WHAT TO PRODUCE:
Identify each line in the records below that contains the word "image", and copy it.

RECORD EXCERPTS:

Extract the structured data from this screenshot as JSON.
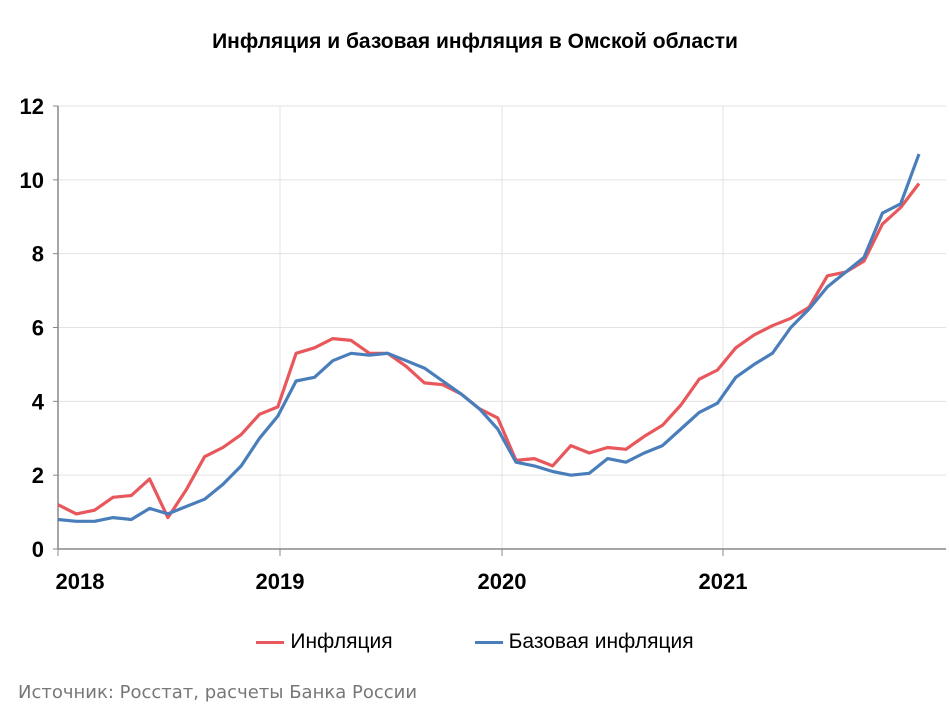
{
  "chart_data": {
    "type": "line",
    "title": "Инфляция и базовая инфляция в Омской области",
    "x": [
      "2017-12",
      "2018-01",
      "2018-02",
      "2018-03",
      "2018-04",
      "2018-05",
      "2018-06",
      "2018-07",
      "2018-08",
      "2018-09",
      "2018-10",
      "2018-11",
      "2018-12",
      "2019-01",
      "2019-02",
      "2019-03",
      "2019-04",
      "2019-05",
      "2019-06",
      "2019-07",
      "2019-08",
      "2019-09",
      "2019-10",
      "2019-11",
      "2019-12",
      "2020-01",
      "2020-02",
      "2020-03",
      "2020-04",
      "2020-05",
      "2020-06",
      "2020-07",
      "2020-08",
      "2020-09",
      "2020-10",
      "2020-11",
      "2020-12",
      "2021-01",
      "2021-02",
      "2021-03",
      "2021-04",
      "2021-05",
      "2021-06",
      "2021-07",
      "2021-08",
      "2021-09",
      "2021-10",
      "2021-11"
    ],
    "xticks": [
      "2018",
      "2019",
      "2020",
      "2021"
    ],
    "ylim": [
      0,
      12
    ],
    "yticks": [
      "0",
      "2",
      "4",
      "6",
      "8",
      "10",
      "12"
    ],
    "grid": true,
    "legend": "bottom",
    "series": [
      {
        "name": "Инфляция",
        "color": "#e8575b",
        "values": [
          1.2,
          0.95,
          1.05,
          1.4,
          1.45,
          1.9,
          0.85,
          1.6,
          2.5,
          2.75,
          3.1,
          3.65,
          3.85,
          5.3,
          5.45,
          5.7,
          5.65,
          5.3,
          5.3,
          4.95,
          4.5,
          4.45,
          4.2,
          3.8,
          3.55,
          2.4,
          2.45,
          2.25,
          2.8,
          2.6,
          2.75,
          2.7,
          3.05,
          3.35,
          3.9,
          4.6,
          4.85,
          5.45,
          5.8,
          6.05,
          6.25,
          6.55,
          7.4,
          7.5,
          7.8,
          8.8,
          9.25,
          9.9
        ]
      },
      {
        "name": "Базовая инфляция",
        "color": "#4a7ebb",
        "values": [
          0.8,
          0.75,
          0.75,
          0.85,
          0.8,
          1.1,
          0.95,
          1.15,
          1.35,
          1.75,
          2.25,
          3.0,
          3.6,
          4.55,
          4.65,
          5.1,
          5.3,
          5.25,
          5.3,
          5.1,
          4.9,
          4.55,
          4.2,
          3.8,
          3.25,
          2.35,
          2.25,
          2.1,
          2.0,
          2.05,
          2.45,
          2.35,
          2.6,
          2.8,
          3.25,
          3.7,
          3.95,
          4.65,
          5.0,
          5.3,
          6.0,
          6.5,
          7.1,
          7.5,
          7.9,
          9.1,
          9.35,
          10.7
        ]
      }
    ]
  },
  "source": "Источник: Росстат, расчеты Банка России"
}
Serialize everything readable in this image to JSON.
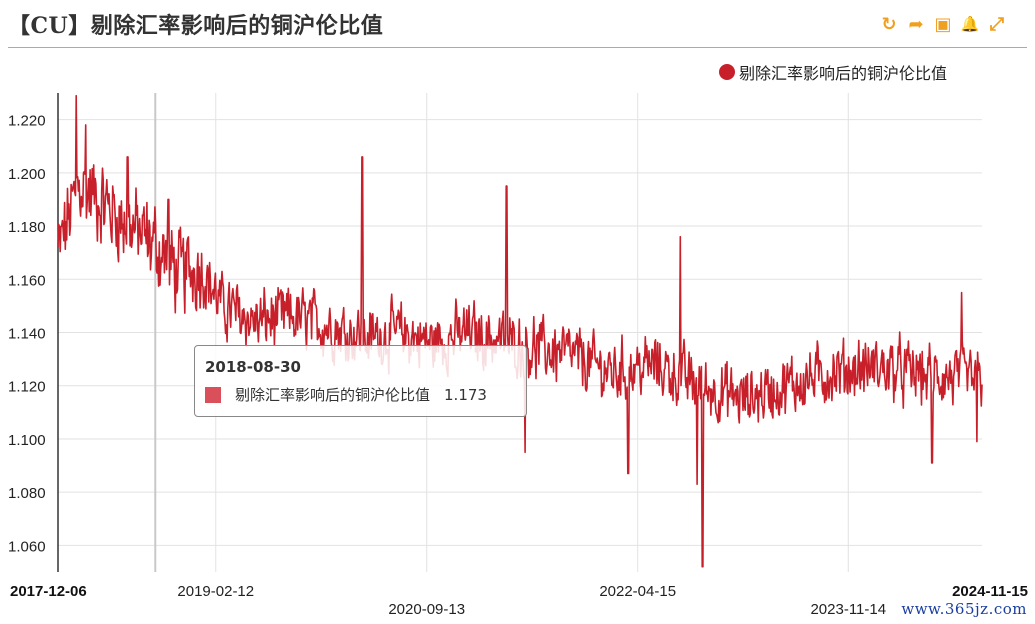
{
  "header": {
    "title": "【CU】剔除汇率影响后的铜沪伦比值",
    "toolbar": [
      {
        "name": "refresh-icon",
        "glyph": "↻"
      },
      {
        "name": "share-icon",
        "glyph": "➦"
      },
      {
        "name": "save-image-icon",
        "glyph": "▣"
      },
      {
        "name": "alert-bell-icon",
        "glyph": "🔔"
      },
      {
        "name": "fullscreen-icon",
        "glyph": "⤢"
      }
    ]
  },
  "tooltip": {
    "date": "2018-08-30",
    "series_name": "剔除汇率影响后的铜沪伦比值",
    "value": "1.173"
  },
  "watermark": "www.365jz.com",
  "chart_data": {
    "type": "line",
    "title": "【CU】剔除汇率影响后的铜沪伦比值",
    "series": [
      {
        "name": "剔除汇率影响后的铜沪伦比值",
        "color": "#c8202a"
      }
    ],
    "legend_position": "top-right",
    "grid": true,
    "ylim": [
      1.05,
      1.23
    ],
    "yticks": [
      "1.060",
      "1.080",
      "1.100",
      "1.120",
      "1.140",
      "1.160",
      "1.180",
      "1.200",
      "1.220"
    ],
    "xlim": [
      "2017-12-06",
      "2024-11-15"
    ],
    "xticks": [
      {
        "date": "2017-12-06",
        "row": 0,
        "bold": true
      },
      {
        "date": "2019-02-12",
        "row": 0,
        "bold": false
      },
      {
        "date": "2020-09-13",
        "row": 1,
        "bold": false
      },
      {
        "date": "2022-04-15",
        "row": 0,
        "bold": false
      },
      {
        "date": "2023-11-14",
        "row": 1,
        "bold": false
      },
      {
        "date": "2024-11-15",
        "row": 0,
        "bold": true
      }
    ],
    "anchors": [
      [
        "2017-12-06",
        1.17
      ],
      [
        "2018-02-01",
        1.195
      ],
      [
        "2018-04-01",
        1.19
      ],
      [
        "2018-06-01",
        1.182
      ],
      [
        "2018-08-30",
        1.173
      ],
      [
        "2018-11-01",
        1.162
      ],
      [
        "2019-01-01",
        1.165
      ],
      [
        "2019-03-01",
        1.15
      ],
      [
        "2019-06-01",
        1.144
      ],
      [
        "2019-09-01",
        1.146
      ],
      [
        "2020-01-01",
        1.142
      ],
      [
        "2020-04-01",
        1.138
      ],
      [
        "2020-07-01",
        1.14
      ],
      [
        "2020-10-01",
        1.136
      ],
      [
        "2021-01-01",
        1.14
      ],
      [
        "2021-06-01",
        1.135
      ],
      [
        "2021-10-01",
        1.132
      ],
      [
        "2022-02-01",
        1.125
      ],
      [
        "2022-06-01",
        1.128
      ],
      [
        "2022-10-01",
        1.12
      ],
      [
        "2023-02-01",
        1.115
      ],
      [
        "2023-06-01",
        1.12
      ],
      [
        "2023-10-01",
        1.125
      ],
      [
        "2024-02-01",
        1.127
      ],
      [
        "2024-06-01",
        1.124
      ],
      [
        "2024-11-15",
        1.122
      ]
    ],
    "extremes": [
      [
        "2018-01-25",
        1.229
      ],
      [
        "2018-02-20",
        1.218
      ],
      [
        "2018-06-15",
        1.206
      ],
      [
        "2018-10-05",
        1.19
      ],
      [
        "2020-03-20",
        1.206
      ],
      [
        "2021-04-20",
        1.195
      ],
      [
        "2021-06-10",
        1.095
      ],
      [
        "2022-08-10",
        1.176
      ],
      [
        "2022-03-20",
        1.087
      ],
      [
        "2022-09-25",
        1.083
      ],
      [
        "2022-10-10",
        1.052
      ],
      [
        "2024-09-20",
        1.155
      ],
      [
        "2024-07-01",
        1.091
      ],
      [
        "2024-11-01",
        1.099
      ]
    ],
    "noise_amplitude": 0.009,
    "mark_date": "2018-08-30"
  }
}
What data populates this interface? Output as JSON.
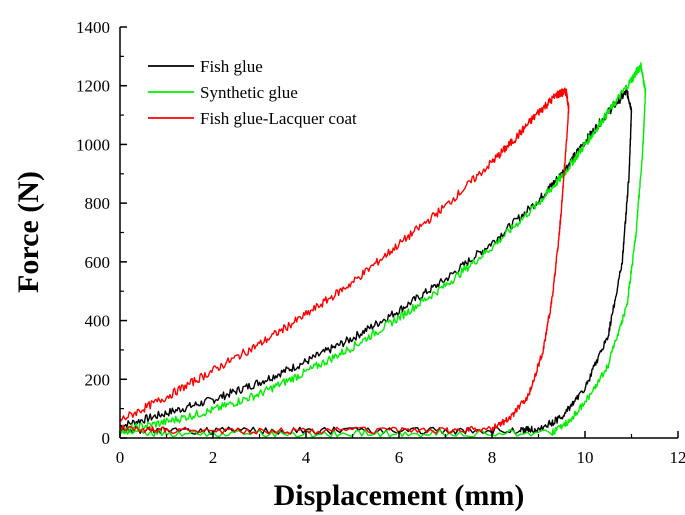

SOLUTION TO THE PROBLEM:
Serialize everything readable in this image to JSON.
        "name": "save-image-icon",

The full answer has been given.